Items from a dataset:
§ §

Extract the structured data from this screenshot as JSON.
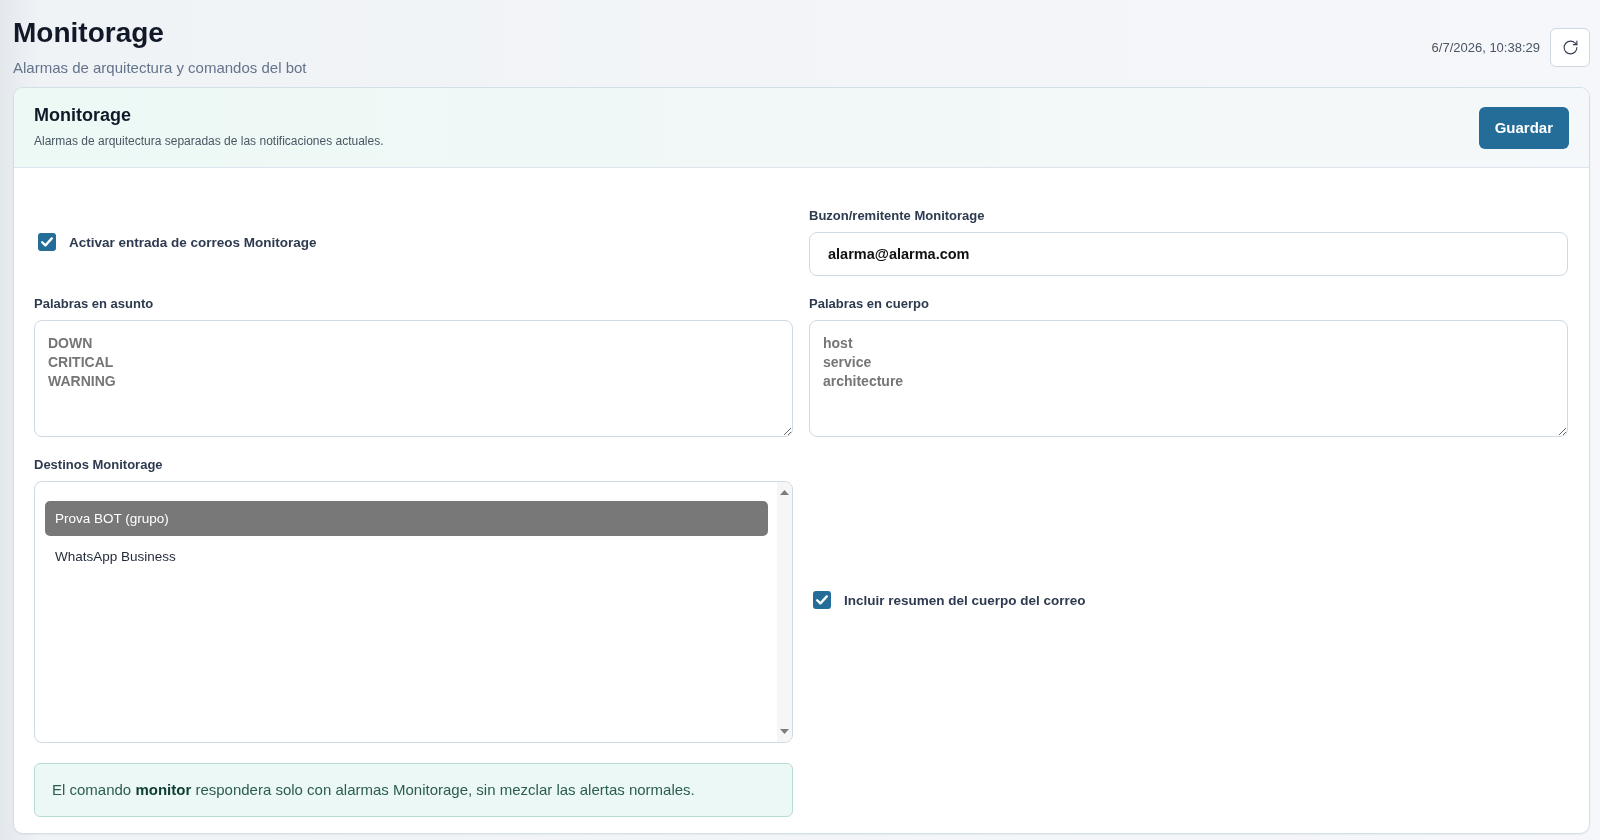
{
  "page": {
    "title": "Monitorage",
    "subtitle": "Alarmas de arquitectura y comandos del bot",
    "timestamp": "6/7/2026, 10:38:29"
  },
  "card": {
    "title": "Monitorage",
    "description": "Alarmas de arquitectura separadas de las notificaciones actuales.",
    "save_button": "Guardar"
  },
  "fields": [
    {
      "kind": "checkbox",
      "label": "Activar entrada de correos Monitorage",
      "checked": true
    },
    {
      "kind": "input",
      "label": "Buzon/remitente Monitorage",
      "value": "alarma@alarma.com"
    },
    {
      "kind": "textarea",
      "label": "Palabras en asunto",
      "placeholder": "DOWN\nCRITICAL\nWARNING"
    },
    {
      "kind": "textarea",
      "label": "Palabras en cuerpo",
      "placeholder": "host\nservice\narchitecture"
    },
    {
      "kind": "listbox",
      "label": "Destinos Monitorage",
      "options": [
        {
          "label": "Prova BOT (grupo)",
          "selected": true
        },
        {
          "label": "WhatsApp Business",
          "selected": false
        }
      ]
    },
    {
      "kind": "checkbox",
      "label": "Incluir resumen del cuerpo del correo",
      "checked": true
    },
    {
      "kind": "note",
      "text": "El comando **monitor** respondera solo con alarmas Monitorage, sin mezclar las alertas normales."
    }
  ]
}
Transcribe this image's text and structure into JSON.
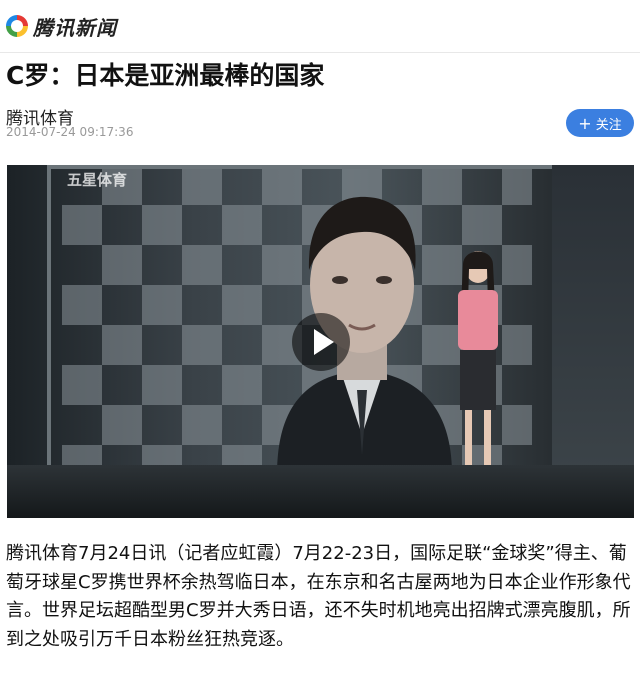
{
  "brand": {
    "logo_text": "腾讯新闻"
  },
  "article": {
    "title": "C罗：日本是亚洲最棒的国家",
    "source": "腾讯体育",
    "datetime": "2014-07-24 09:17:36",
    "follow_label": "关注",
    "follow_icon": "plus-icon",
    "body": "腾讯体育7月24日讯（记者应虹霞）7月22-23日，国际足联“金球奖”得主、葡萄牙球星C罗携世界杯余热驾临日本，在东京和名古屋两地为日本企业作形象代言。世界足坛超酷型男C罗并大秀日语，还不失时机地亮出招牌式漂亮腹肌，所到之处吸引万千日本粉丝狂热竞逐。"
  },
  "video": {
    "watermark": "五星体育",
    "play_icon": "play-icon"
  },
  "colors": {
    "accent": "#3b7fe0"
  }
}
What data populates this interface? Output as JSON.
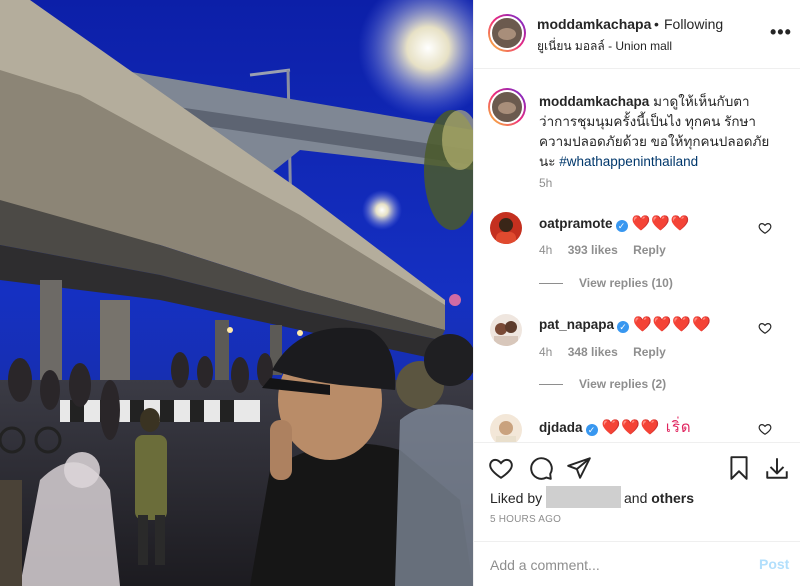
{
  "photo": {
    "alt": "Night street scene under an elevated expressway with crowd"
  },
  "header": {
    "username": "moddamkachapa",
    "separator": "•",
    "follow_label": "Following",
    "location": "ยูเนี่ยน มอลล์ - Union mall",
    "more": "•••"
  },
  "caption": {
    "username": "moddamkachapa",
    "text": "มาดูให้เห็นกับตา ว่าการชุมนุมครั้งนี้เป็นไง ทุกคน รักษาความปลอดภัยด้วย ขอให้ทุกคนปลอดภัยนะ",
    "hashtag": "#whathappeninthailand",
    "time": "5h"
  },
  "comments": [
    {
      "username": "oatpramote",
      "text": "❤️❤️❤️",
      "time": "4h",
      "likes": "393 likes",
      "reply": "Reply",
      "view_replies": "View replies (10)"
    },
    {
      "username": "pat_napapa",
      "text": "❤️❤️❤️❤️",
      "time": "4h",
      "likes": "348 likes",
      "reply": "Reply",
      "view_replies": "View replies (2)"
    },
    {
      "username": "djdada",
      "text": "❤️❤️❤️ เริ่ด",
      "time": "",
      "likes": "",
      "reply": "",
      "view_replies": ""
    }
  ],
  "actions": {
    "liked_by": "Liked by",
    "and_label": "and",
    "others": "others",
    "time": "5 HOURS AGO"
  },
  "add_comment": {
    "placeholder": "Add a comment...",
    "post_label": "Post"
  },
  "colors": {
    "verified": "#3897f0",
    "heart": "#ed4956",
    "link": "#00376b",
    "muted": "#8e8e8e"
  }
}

§ §

• _INSTRUCTIONS FOR THE TASK_
Find the word "JSON" in the data and show each line that holds it.

• _COMPLETE OUTPUT_
Extract the structured data from this screenshot as JSON.
Transcribe this image's text and structure into JSON.
What data populates this interface? Output as JSON.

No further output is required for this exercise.